Element-and-box entries:
——————

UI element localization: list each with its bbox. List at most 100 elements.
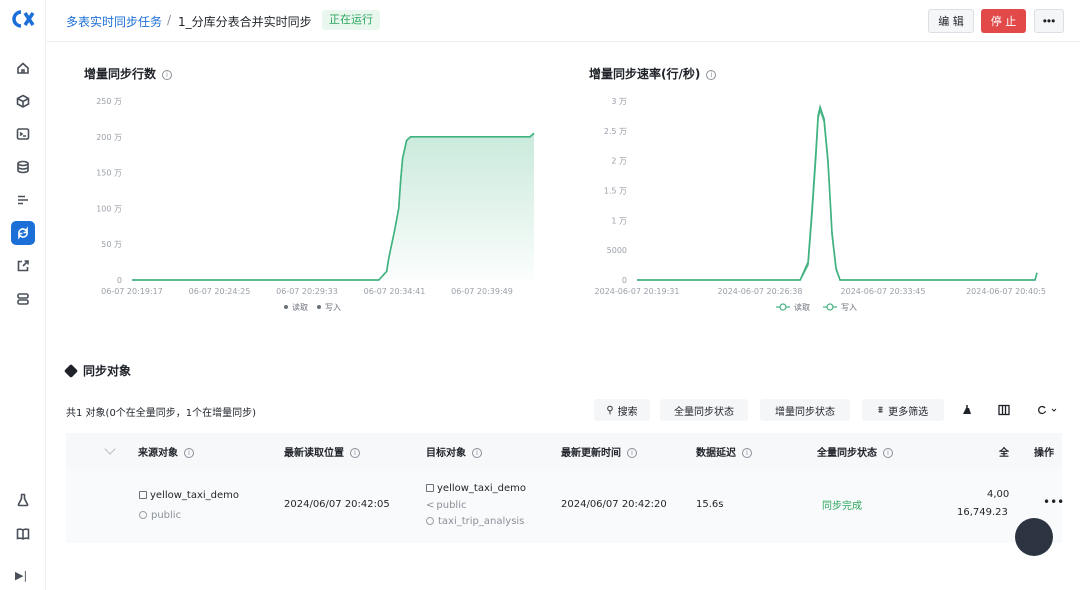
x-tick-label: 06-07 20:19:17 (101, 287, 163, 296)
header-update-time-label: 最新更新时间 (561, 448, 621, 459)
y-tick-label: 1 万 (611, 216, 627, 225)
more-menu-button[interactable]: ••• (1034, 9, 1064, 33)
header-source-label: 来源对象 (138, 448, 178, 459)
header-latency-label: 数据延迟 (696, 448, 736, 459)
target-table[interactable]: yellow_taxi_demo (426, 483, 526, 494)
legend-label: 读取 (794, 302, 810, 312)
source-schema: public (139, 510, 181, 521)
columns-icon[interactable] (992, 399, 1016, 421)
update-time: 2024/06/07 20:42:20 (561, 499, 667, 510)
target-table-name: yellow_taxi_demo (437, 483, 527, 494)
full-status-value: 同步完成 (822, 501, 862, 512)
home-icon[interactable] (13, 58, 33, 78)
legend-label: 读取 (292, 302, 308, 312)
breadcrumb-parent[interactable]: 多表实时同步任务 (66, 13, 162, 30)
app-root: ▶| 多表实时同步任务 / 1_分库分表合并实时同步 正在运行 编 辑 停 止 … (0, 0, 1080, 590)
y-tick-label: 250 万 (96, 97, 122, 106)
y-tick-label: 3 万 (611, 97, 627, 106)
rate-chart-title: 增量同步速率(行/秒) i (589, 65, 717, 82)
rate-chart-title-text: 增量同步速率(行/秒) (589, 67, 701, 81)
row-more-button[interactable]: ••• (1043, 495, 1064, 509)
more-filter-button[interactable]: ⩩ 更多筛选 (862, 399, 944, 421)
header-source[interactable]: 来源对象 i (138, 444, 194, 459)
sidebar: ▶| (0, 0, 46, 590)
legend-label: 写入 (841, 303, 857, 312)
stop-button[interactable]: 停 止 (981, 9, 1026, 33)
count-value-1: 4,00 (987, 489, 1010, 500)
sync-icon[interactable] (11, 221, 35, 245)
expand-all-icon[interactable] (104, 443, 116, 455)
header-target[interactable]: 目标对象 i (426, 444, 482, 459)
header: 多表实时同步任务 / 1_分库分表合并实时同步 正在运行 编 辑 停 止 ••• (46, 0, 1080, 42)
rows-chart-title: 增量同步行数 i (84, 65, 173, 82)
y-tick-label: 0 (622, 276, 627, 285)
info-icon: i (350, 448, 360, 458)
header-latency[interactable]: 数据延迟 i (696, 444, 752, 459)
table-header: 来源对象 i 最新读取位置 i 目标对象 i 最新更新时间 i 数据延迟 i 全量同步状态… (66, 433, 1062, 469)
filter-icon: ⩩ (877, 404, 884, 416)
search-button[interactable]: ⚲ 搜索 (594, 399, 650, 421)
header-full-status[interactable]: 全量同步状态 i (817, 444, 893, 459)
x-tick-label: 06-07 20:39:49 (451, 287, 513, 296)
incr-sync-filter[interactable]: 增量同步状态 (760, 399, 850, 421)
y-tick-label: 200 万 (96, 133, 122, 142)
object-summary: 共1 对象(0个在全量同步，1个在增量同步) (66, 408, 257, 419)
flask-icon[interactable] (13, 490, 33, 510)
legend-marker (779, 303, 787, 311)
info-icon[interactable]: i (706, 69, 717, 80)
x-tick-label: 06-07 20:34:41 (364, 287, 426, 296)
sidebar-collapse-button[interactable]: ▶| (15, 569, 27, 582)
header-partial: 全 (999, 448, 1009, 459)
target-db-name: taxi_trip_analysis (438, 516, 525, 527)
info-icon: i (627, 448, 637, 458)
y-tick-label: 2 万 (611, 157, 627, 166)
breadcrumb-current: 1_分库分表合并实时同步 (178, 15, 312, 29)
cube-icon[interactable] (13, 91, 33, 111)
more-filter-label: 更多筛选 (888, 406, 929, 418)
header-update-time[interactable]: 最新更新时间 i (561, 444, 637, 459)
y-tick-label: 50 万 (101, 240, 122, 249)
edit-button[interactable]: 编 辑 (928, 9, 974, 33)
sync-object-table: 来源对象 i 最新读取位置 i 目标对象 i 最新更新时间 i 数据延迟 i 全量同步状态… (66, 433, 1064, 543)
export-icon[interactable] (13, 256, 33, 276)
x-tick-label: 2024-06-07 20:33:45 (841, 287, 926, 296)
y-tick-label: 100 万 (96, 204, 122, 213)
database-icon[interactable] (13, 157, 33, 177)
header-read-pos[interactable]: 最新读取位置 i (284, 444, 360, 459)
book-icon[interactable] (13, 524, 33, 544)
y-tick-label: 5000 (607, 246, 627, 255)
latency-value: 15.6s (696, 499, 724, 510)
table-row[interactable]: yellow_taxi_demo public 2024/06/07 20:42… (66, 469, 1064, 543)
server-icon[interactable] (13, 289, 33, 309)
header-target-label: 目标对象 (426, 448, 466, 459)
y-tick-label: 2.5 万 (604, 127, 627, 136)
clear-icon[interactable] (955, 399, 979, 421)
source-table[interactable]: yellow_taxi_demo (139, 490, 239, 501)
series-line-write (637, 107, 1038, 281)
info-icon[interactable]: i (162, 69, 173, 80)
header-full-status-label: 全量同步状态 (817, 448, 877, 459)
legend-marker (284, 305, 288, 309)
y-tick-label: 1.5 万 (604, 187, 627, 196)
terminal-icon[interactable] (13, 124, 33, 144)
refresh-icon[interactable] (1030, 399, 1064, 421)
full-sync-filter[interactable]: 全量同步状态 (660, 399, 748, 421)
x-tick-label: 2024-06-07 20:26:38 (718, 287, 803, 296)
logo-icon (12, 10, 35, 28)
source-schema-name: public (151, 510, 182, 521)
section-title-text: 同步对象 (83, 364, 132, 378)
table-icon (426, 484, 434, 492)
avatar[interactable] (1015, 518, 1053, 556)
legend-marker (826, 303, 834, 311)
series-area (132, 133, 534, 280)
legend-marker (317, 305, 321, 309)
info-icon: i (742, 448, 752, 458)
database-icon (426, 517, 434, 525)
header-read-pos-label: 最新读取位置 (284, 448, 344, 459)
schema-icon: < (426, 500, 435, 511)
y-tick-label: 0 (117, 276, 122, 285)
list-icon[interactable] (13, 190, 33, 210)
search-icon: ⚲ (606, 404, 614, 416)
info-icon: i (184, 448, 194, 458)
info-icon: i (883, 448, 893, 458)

——————

• [Required work]: Please copy the lines of the entry exactly, from the line containing "x-tick-label: 06-07 20:19:17" up to and including the line containing "breadcrumb-parent[interactable]: 多表实时同步任务 (66, 13, 162, 30)".

• [Reply]:
x-tick-label: 06-07 20:19:17 (101, 287, 163, 296)
header-update-time-label: 最新更新时间 (561, 448, 621, 459)
y-tick-label: 1 万 (611, 216, 627, 225)
more-menu-button[interactable]: ••• (1034, 9, 1064, 33)
header-source-label: 来源对象 (138, 448, 178, 459)
header-latency-label: 数据延迟 (696, 448, 736, 459)
target-table[interactable]: yellow_taxi_demo (426, 483, 526, 494)
legend-label: 读取 (794, 302, 810, 312)
source-schema: public (139, 510, 181, 521)
columns-icon[interactable] (992, 399, 1016, 421)
update-time: 2024/06/07 20:42:20 (561, 499, 667, 510)
target-table-name: yellow_taxi_demo (437, 483, 527, 494)
full-status-value: 同步完成 (822, 501, 862, 512)
home-icon[interactable] (13, 58, 33, 78)
legend-label: 读取 (292, 302, 308, 312)
breadcrumb-parent[interactable]: 多表实时同步任务 (66, 13, 162, 30)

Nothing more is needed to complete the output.